**Prompt:** Type out every line below exactly as it reads.

**Input material:**
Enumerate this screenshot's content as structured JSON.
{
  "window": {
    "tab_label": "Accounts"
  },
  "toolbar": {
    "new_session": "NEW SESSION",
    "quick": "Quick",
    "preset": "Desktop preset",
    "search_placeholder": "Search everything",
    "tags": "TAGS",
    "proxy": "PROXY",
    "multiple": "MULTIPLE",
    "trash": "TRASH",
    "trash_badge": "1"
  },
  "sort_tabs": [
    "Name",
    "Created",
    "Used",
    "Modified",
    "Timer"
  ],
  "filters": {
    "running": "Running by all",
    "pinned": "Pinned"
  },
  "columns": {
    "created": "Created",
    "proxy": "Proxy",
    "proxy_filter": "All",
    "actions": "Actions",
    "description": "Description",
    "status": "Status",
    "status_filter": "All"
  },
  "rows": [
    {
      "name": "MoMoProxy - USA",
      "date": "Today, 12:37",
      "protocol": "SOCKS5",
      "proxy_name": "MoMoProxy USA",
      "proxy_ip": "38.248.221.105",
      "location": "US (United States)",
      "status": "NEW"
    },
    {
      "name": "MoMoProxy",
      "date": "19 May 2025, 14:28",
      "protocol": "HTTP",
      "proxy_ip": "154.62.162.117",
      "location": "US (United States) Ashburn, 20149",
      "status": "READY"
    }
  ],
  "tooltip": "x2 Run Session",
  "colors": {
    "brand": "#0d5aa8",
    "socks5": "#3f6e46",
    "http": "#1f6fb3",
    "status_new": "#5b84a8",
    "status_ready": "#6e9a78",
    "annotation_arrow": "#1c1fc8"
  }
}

**Completed task:**
Enumerate this screenshot's content as structured JSON.
{
  "window": {
    "tab_label": "Accounts"
  },
  "toolbar": {
    "new_session": "NEW SESSION",
    "quick": "Quick",
    "preset": "Desktop preset",
    "search_placeholder": "Search everything",
    "tags": "TAGS",
    "proxy": "PROXY",
    "multiple": "MULTIPLE",
    "trash": "TRASH",
    "trash_badge": "1"
  },
  "sort_tabs": [
    "Name",
    "Created",
    "Used",
    "Modified",
    "Timer"
  ],
  "filters": {
    "running": "Running by all",
    "pinned": "Pinned"
  },
  "columns": {
    "created": "Created",
    "proxy": "Proxy",
    "proxy_filter": "All",
    "actions": "Actions",
    "description": "Description",
    "status": "Status",
    "status_filter": "All"
  },
  "rows": [
    {
      "name": "MoMoProxy - USA",
      "date": "Today, 12:37",
      "protocol": "SOCKS5",
      "proxy_name": "MoMoProxy USA",
      "proxy_ip": "38.248.221.105",
      "location": "US (United States)",
      "status": "NEW"
    },
    {
      "name": "MoMoProxy",
      "date": "19 May 2025, 14:28",
      "protocol": "HTTP",
      "proxy_ip": "154.62.162.117",
      "location": "US (United States) Ashburn, 20149",
      "status": "READY"
    }
  ],
  "tooltip": "x2 Run Session",
  "colors": {
    "brand": "#0d5aa8",
    "socks5": "#3f6e46",
    "http": "#1f6fb3",
    "status_new": "#5b84a8",
    "status_ready": "#6e9a78",
    "annotation_arrow": "#1c1fc8"
  }
}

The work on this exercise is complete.